> MATERIAL FOR THIS TASK
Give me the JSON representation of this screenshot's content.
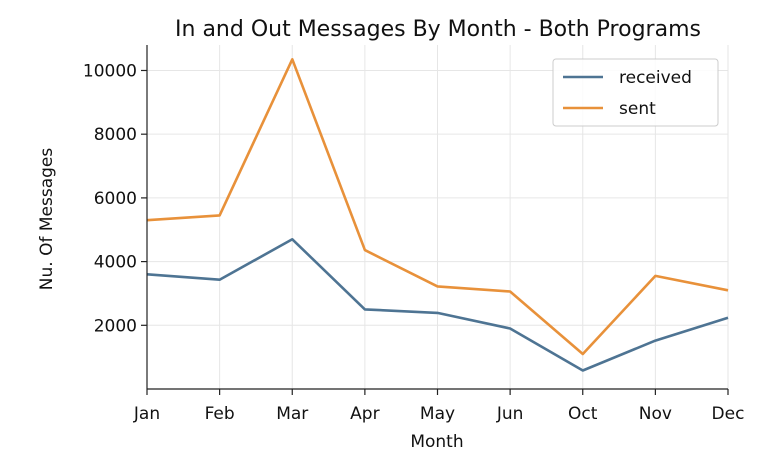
{
  "chart_data": {
    "type": "line",
    "title": "In and Out Messages By Month - Both Programs",
    "xlabel": "Month",
    "ylabel": "Nu. Of Messages",
    "categories": [
      "Jan",
      "Feb",
      "Mar",
      "Apr",
      "May",
      "Jun",
      "Oct",
      "Nov",
      "Dec"
    ],
    "series": [
      {
        "name": "received",
        "color": "#4e7493",
        "values": [
          3600,
          3430,
          4700,
          2500,
          2390,
          1900,
          580,
          1520,
          2240
        ]
      },
      {
        "name": "sent",
        "color": "#e8913a",
        "values": [
          5300,
          5450,
          10350,
          4360,
          3220,
          3060,
          1100,
          3550,
          3100
        ]
      }
    ],
    "yticks": [
      2000,
      4000,
      6000,
      8000,
      10000
    ],
    "ylim": [
      0,
      10800
    ],
    "grid": true,
    "legend": "top-right"
  }
}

> EXERCISE
Quote all the lines above exactly as given. Do not include the pictures.

> RESPONSE TO THE TASK
Give me the JSON representation of this screenshot's content.
{
  "chart_data": {
    "type": "line",
    "title": "In and Out Messages By Month - Both Programs",
    "xlabel": "Month",
    "ylabel": "Nu. Of Messages",
    "categories": [
      "Jan",
      "Feb",
      "Mar",
      "Apr",
      "May",
      "Jun",
      "Oct",
      "Nov",
      "Dec"
    ],
    "series": [
      {
        "name": "received",
        "color": "#4e7493",
        "values": [
          3600,
          3430,
          4700,
          2500,
          2390,
          1900,
          580,
          1520,
          2240
        ]
      },
      {
        "name": "sent",
        "color": "#e8913a",
        "values": [
          5300,
          5450,
          10350,
          4360,
          3220,
          3060,
          1100,
          3550,
          3100
        ]
      }
    ],
    "yticks": [
      2000,
      4000,
      6000,
      8000,
      10000
    ],
    "ylim": [
      0,
      10800
    ],
    "grid": true,
    "legend": "top-right"
  }
}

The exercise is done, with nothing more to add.